begin Material shown
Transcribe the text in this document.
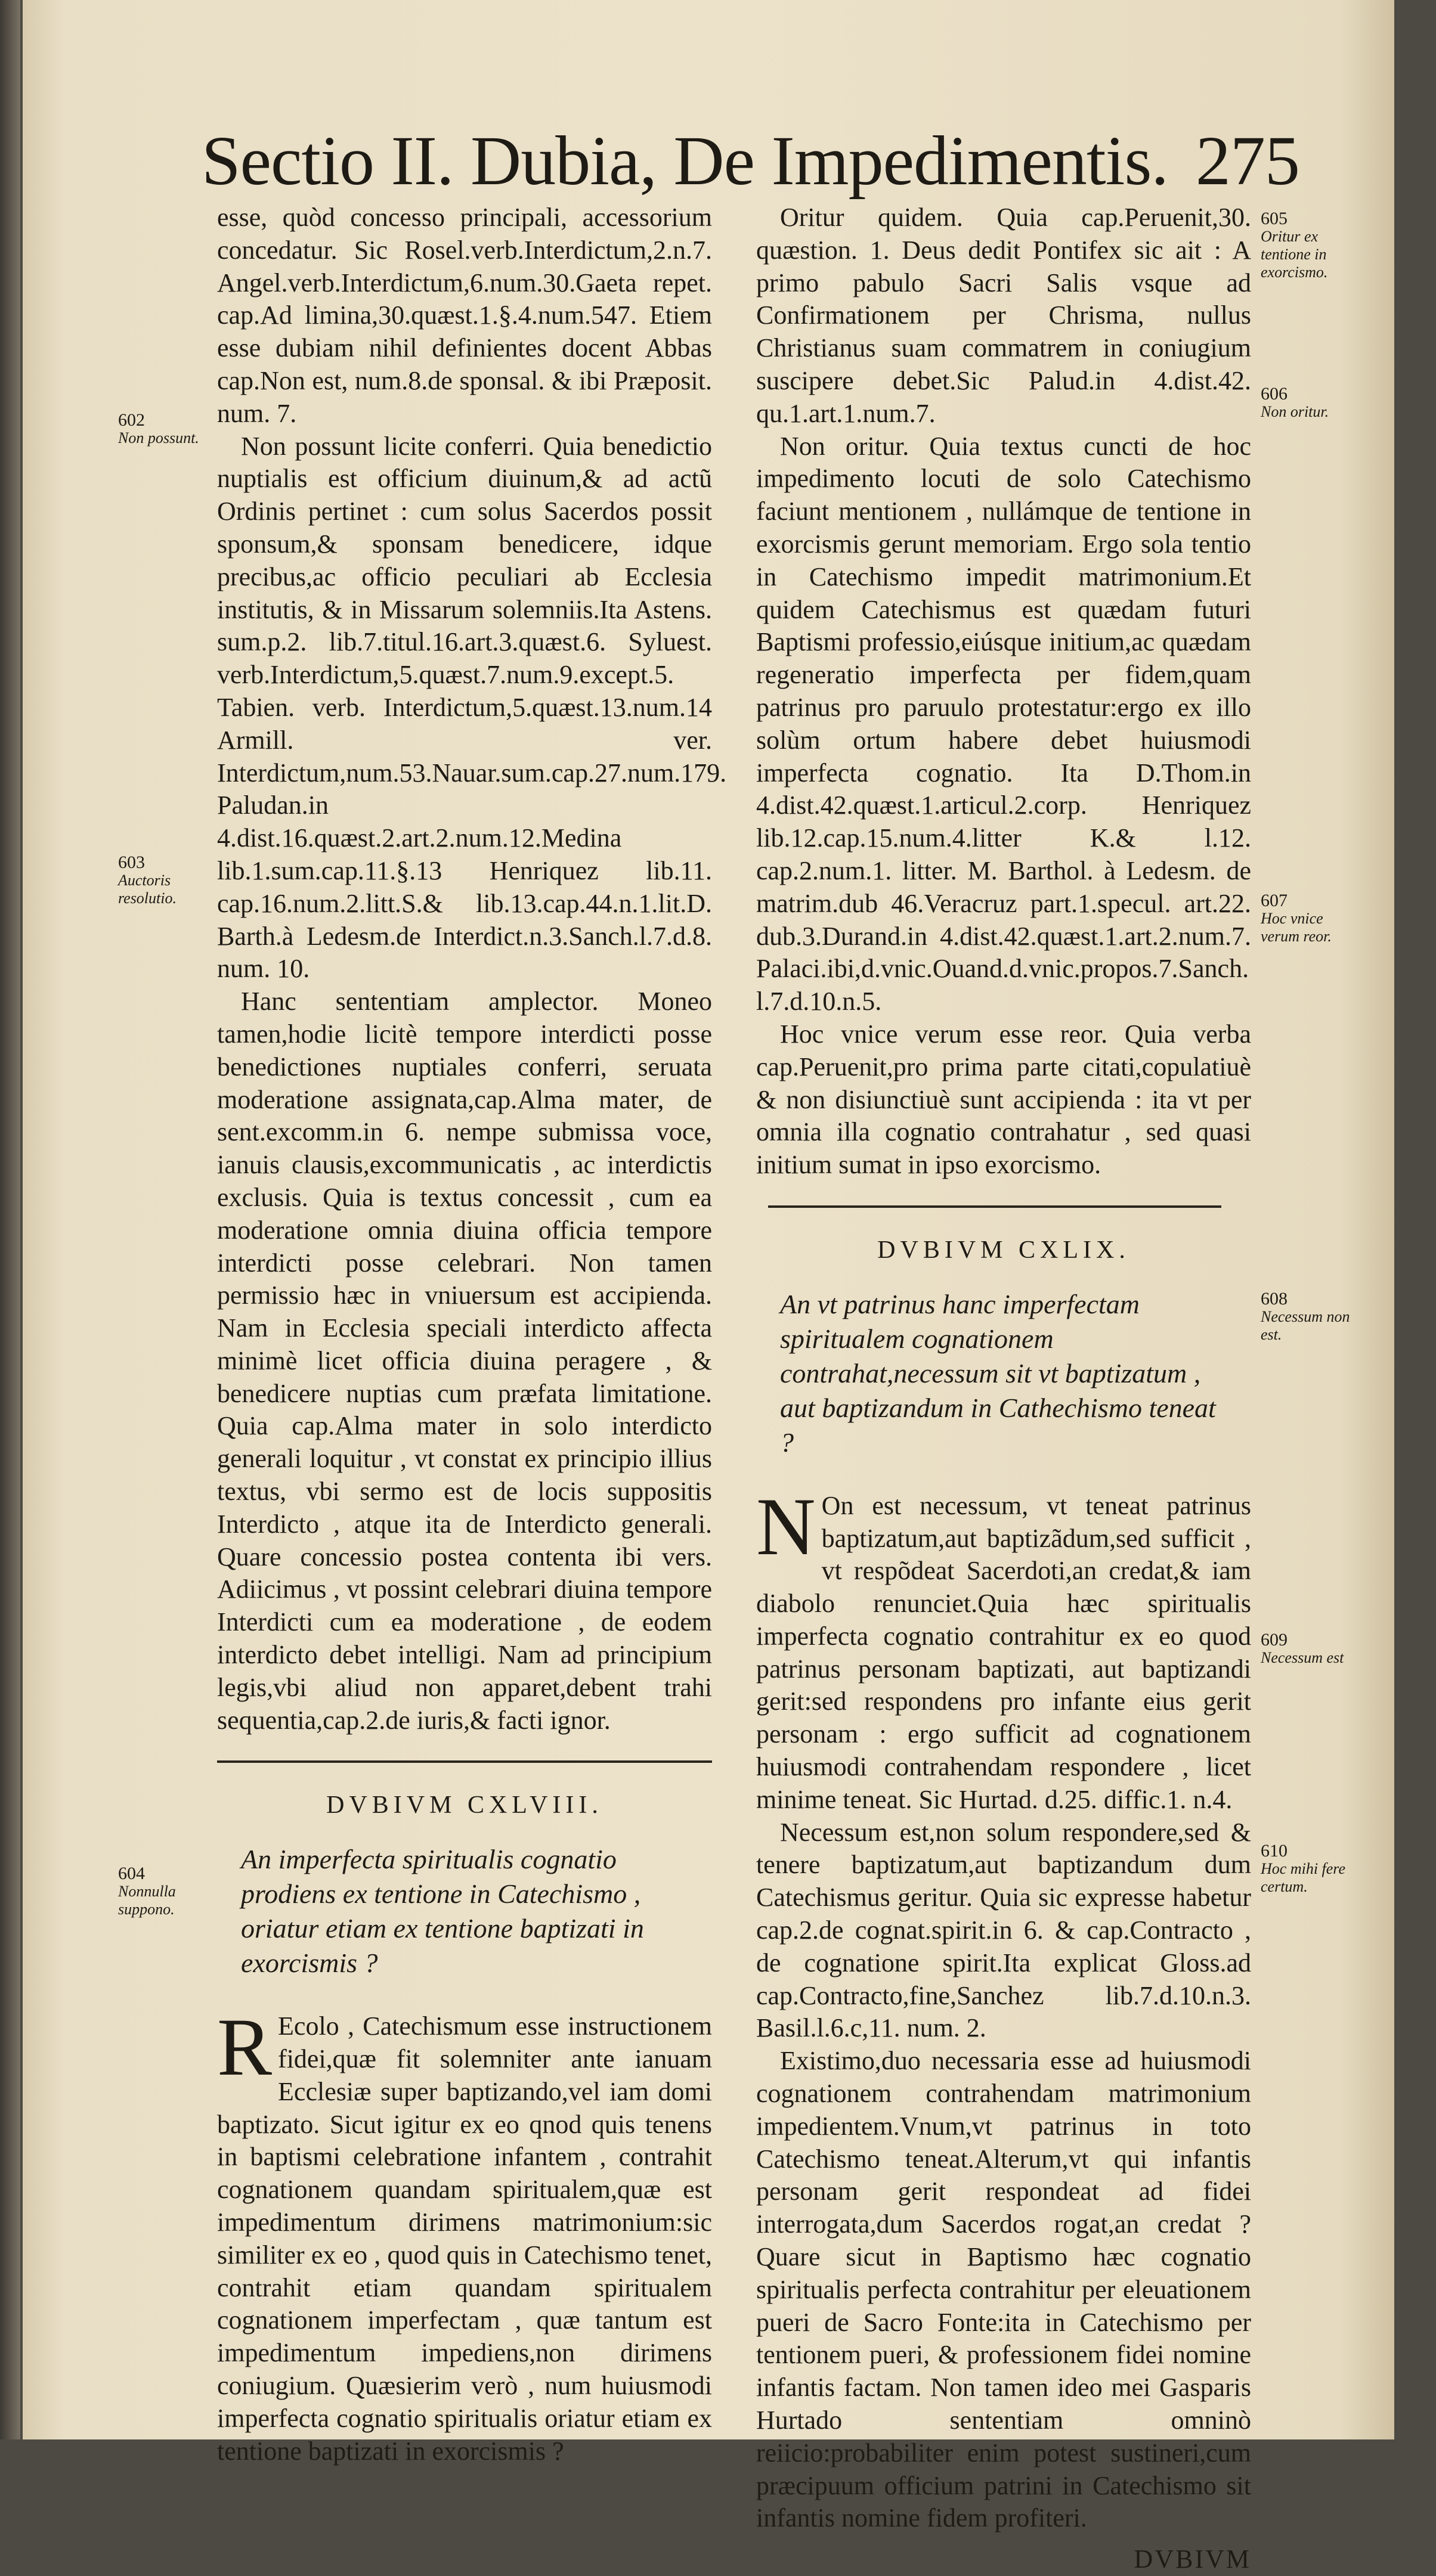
Sectio II. Dubia, De Impedimentis. 275

esse, quòd concesso principali, accessorium concedatur. Sic Rosel.verb.Interdictum,2.n.7. Angel.verb.Interdictum,6.num.30.Gaeta repet. cap.Ad limina,30.quæst.1.§.4.num.547. Etiem esse dubiam nihil definientes docent Abbas cap.Non est, num.8.de sponsal. & ibi Præposit. num. 7.

Non possunt licite conferri. Quia benedictio nuptialis est officium diuinum,& ad actũ Ordinis pertinet : cum solus Sacerdos possit sponsum,& sponsam benedicere, idque precibus,ac officio peculiari ab Ecclesia institutis, & in Missarum solemniis.Ita Astens. sum.p.2. lib.7.titul.16.art.3.quæst.6. Syluest. verb.Interdictum,5.quæst.7.num.9.except.5. Tabien. verb. Interdictum,5.quæst.13.num.14 Armill. ver. Interdictum,num.53.Nauar.sum.cap.27.num.179. Paludan.in 4.dist.16.quæst.2.art.2.num.12.Medina lib.1.sum.cap.11.§.13 Henriquez lib.11. cap.16.num.2.litt.S.& lib.13.cap.44.n.1.lit.D. Barth.à Ledesm.de Interdict.n.3.Sanch.l.7.d.8. num. 10.

Hanc sententiam amplector. Moneo tamen,hodie licitè tempore interdicti posse benedictiones nuptiales conferri, seruata moderatione assignata,cap.Alma mater, de sent.excomm.in 6. nempe submissa voce, ianuis clausis,excommunicatis , ac interdictis exclusis. Quia is textus concessit , cum ea moderatione omnia diuina officia tempore interdicti posse celebrari. Non tamen permissio hæc in vniuersum est accipienda. Nam in Ecclesia speciali interdicto affecta minimè licet officia diuina peragere , & benedicere nuptias cum præfata limitatione. Quia cap.Alma mater in solo interdicto generali loquitur , vt constat ex principio illius textus, vbi sermo est de locis suppositis Interdicto , atque ita de Interdicto generali. Quare concessio postea contenta ibi vers. Adiicimus , vt possint celebrari diuina tempore Interdicti cum ea moderatione , de eodem interdicto debet intelligi. Nam ad principium legis,vbi aliud non apparet,debent trahi sequentia,cap.2.de iuris,& facti ignor.

DVBIVM CXLVIII.
An imperfecta spiritualis cognatio prodiens ex tentione in Catechismo , oriatur etiam ex tentione baptizati in exorcismis ?

R Ecolo , Catechismum esse instructionem fidei,quæ fit solemniter ante ianuam Ecclesiæ super baptizando,vel iam domi baptizato. Sicut igitur ex eo qnod quis tenens in baptismi celebratione infantem , contrahit cognationem quandam spiritualem,quæ est impedimentum dirimens matrimonium:sic similiter ex eo , quod quis in Catechismo tenet, contrahit etiam quandam spiritualem cognationem imperfectam , quæ tantum est impedimentum impediens,non dirimens coniugium. Quæsierim verò , num huiusmodi imperfecta cognatio spiritualis oriatur etiam ex tentione baptizati in exorcismis ?

Oritur quidem. Quia cap.Peruenit,30. quæstion. 1. Deus dedit Pontifex sic ait : A primo pabulo Sacri Salis vsque ad Confirmationem per Chrisma, nullus Christianus suam commatrem in coniugium suscipere debet.Sic Palud.in 4.dist.42. qu.1.art.1.num.7.

Non oritur. Quia textus cuncti de hoc impedimento locuti de solo Catechismo faciunt mentionem , nullámque de tentione in exorcismis gerunt memoriam. Ergo sola tentio in Catechismo impedit matrimonium.Et quidem Catechismus est quædam futuri Baptismi professio,eiúsque initium,ac quædam regeneratio imperfecta per fidem,quam patrinus pro paruulo protestatur:ergo ex illo solùm ortum habere debet huiusmodi imperfecta cognatio. Ita D.Thom.in 4.dist.42.quæst.1.articul.2.corp. Henriquez lib.12.cap.15.num.4.litter K.& l.12. cap.2.num.1. litter. M. Barthol. à Ledesm. de matrim.dub 46.Veracruz part.1.specul. art.22. dub.3.Durand.in 4.dist.42.quæst.1.art.2.num.7. Palaci.ibi,d.vnic.Ouand.d.vnic.propos.7.Sanch. l.7.d.10.n.5.

Hoc vnice verum esse reor. Quia verba cap.Peruenit,pro prima parte citati,copulatiuè & non disiunctiuè sunt accipienda : ita vt per omnia illa cognatio contrahatur , sed quasi initium sumat in ipso exorcismo.

DVBIVM CXLIX.
An vt patrinus hanc imperfectam spiritualem cognationem contrahat,necessum sit vt baptizatum , aut baptizandum in Cathechismo teneat ?

N On est necessum, vt teneat patrinus baptizatum,aut baptizãdum,sed sufficit , vt respõdeat Sacerdoti,an credat,& iam diabolo renunciet.Quia hæc spiritualis imperfecta cognatio contrahitur ex eo quod patrinus personam baptizati, aut baptizandi gerit:sed respondens pro infante eius gerit personam : ergo sufficit ad cognationem huiusmodi contrahendam respondere , licet minime teneat. Sic Hurtad. d.25. diffic.1. n.4.

Necessum est,non solum respondere,sed & tenere baptizatum,aut baptizandum dum Catechismus geritur. Quia sic expresse habetur cap.2.de cognat.spirit.in 6. & cap.Contracto , de cognatione spirit.Ita explicat Gloss.ad cap.Contracto,fine,Sanchez lib.7.d.10.n.3. Basil.l.6.c,11. num. 2.

Existimo,duo necessaria esse ad huiusmodi cognationem contrahendam matrimonium impedientem.Vnum,vt patrinus in toto Catechismo teneat.Alterum,vt qui infantis personam gerit respondeat ad fidei interrogata,dum Sacerdos rogat,an credat ? Quare sicut in Baptismo hæc cognatio spiritualis perfecta contrahitur per eleuationem pueri de Sacro Fonte:ita in Catechismo per tentionem pueri, & professionem fidei nomine infantis factam. Non tamen ideo mei Gasparis Hurtado sententiam omninò reiicio:probabiliter enim potest sustineri,cum præcipuum officium patrini in Catechismo sit infantis nomine fidem profiteri.

DVBIVM
602
Non possunt.
603
Auctoris resolutio.
604
Nonnulla suppono.
605
Oritur ex tentione in exorcismo.
606
Non oritur.
607
Hoc vnice verum reor.
608
Necessum non est.
609
Necessum est
610
Hoc mihi fere certum.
end Material shown
■ **What needs to be done**
Find the word "DVBIVM" in the material, then list each line that holds it.

■ **Output below**
DVBIVM CXLVIII.
DVBIVM CXLIX.
DVBIVM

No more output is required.